▶ TASK: Transcribe every line of the listing below without any deviation.

* * * * * * *

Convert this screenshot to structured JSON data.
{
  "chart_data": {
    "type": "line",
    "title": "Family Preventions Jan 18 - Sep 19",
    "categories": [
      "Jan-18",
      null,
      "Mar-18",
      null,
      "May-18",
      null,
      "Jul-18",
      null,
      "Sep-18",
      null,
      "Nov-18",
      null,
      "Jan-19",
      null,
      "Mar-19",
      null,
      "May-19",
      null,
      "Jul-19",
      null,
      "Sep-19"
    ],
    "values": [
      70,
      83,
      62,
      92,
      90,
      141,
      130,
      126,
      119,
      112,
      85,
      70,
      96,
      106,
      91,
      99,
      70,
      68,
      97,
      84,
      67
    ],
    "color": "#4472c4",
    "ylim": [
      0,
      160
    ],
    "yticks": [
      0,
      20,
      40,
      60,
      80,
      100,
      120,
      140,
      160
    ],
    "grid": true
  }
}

* * * * * * *

▶ CORRECT RESULT:
Convert this screenshot to structured JSON data.
{
  "chart_data": {
    "type": "line",
    "title": "Family Preventions Jan 18 - Sep 19",
    "categories": [
      "Jan-18",
      null,
      "Mar-18",
      null,
      "May-18",
      null,
      "Jul-18",
      null,
      "Sep-18",
      null,
      "Nov-18",
      null,
      "Jan-19",
      null,
      "Mar-19",
      null,
      "May-19",
      null,
      "Jul-19",
      null,
      "Sep-19"
    ],
    "values": [
      70,
      83,
      62,
      92,
      90,
      141,
      130,
      126,
      119,
      112,
      85,
      70,
      96,
      106,
      91,
      99,
      70,
      68,
      97,
      84,
      67
    ],
    "color": "#4472c4",
    "ylim": [
      0,
      160
    ],
    "yticks": [
      0,
      20,
      40,
      60,
      80,
      100,
      120,
      140,
      160
    ],
    "grid": true
  }
}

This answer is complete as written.